Dataset records:
________

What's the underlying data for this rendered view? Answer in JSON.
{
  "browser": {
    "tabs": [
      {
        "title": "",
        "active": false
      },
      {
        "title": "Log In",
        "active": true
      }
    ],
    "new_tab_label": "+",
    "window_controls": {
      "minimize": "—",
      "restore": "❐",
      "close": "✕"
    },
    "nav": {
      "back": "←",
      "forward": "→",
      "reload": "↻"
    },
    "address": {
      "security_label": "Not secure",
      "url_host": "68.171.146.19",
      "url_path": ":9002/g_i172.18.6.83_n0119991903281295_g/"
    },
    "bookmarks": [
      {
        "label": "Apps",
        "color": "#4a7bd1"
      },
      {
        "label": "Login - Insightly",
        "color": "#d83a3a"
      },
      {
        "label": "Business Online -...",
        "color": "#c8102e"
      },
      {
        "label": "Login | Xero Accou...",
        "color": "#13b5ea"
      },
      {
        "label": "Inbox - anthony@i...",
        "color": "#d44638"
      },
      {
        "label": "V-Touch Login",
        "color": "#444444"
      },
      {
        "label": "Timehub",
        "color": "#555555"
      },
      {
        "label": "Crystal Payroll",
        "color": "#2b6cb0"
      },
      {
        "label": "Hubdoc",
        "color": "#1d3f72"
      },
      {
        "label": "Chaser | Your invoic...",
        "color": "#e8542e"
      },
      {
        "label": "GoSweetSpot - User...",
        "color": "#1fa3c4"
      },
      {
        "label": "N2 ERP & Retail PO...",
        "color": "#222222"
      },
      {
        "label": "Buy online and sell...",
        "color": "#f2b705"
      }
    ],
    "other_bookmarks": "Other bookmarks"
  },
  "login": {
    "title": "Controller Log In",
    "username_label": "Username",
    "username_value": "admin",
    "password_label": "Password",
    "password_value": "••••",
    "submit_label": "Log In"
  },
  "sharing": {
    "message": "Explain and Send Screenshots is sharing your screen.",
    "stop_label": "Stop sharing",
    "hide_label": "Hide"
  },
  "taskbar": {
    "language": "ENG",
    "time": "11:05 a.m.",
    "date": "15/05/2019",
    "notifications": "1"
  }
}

________

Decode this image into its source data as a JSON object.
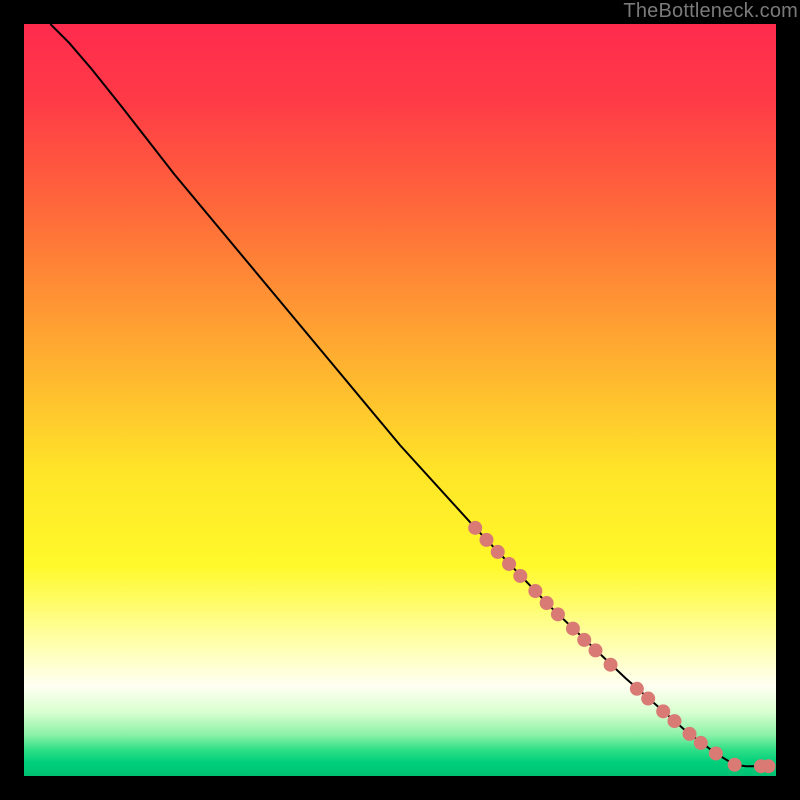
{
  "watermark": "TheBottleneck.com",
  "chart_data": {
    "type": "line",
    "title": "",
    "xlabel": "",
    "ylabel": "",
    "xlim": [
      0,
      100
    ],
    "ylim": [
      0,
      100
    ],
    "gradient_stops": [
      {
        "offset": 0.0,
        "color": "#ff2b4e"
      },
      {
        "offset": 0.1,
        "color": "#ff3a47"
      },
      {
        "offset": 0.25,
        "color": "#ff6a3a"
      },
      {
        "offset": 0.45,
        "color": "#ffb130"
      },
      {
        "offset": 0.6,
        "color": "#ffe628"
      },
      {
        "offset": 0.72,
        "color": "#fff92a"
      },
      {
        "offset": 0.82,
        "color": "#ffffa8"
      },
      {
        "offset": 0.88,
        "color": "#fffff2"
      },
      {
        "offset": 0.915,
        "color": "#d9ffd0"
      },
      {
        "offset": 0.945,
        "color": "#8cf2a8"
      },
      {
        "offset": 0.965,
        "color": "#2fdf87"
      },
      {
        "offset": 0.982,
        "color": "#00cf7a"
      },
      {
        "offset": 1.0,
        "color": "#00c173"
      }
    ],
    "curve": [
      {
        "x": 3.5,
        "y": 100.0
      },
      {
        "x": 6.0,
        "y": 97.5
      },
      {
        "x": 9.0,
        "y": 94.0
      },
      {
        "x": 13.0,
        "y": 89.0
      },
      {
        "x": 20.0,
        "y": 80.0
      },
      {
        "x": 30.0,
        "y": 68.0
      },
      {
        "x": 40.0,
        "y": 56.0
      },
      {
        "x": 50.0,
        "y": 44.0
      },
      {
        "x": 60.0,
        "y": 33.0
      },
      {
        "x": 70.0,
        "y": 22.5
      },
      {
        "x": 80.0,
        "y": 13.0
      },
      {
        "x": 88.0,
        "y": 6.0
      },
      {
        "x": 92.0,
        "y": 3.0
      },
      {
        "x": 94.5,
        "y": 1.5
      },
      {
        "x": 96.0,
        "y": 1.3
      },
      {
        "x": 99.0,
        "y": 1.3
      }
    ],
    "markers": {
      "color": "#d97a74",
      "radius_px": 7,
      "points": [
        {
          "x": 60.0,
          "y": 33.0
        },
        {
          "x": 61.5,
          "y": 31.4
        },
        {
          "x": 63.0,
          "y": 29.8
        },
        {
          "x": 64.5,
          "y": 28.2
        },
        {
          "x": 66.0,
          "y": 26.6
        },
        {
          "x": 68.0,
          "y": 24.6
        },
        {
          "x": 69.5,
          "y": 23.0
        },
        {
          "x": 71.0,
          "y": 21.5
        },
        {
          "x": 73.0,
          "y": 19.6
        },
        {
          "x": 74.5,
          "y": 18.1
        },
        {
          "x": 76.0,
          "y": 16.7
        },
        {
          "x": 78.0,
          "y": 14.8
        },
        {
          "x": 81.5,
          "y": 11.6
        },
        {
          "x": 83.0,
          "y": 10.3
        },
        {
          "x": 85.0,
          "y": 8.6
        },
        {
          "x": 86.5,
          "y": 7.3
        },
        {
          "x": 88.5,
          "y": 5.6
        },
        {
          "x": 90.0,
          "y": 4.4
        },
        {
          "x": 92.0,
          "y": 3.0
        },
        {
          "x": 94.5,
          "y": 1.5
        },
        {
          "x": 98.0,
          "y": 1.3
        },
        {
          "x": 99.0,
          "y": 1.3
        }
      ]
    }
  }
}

________

• Goal
Gather each line of the listing that holds the string "JSON".

• Answer for the task
What's the underlying data for this rendered view? Answer in JSON.
Decode this image into its source data as a JSON object.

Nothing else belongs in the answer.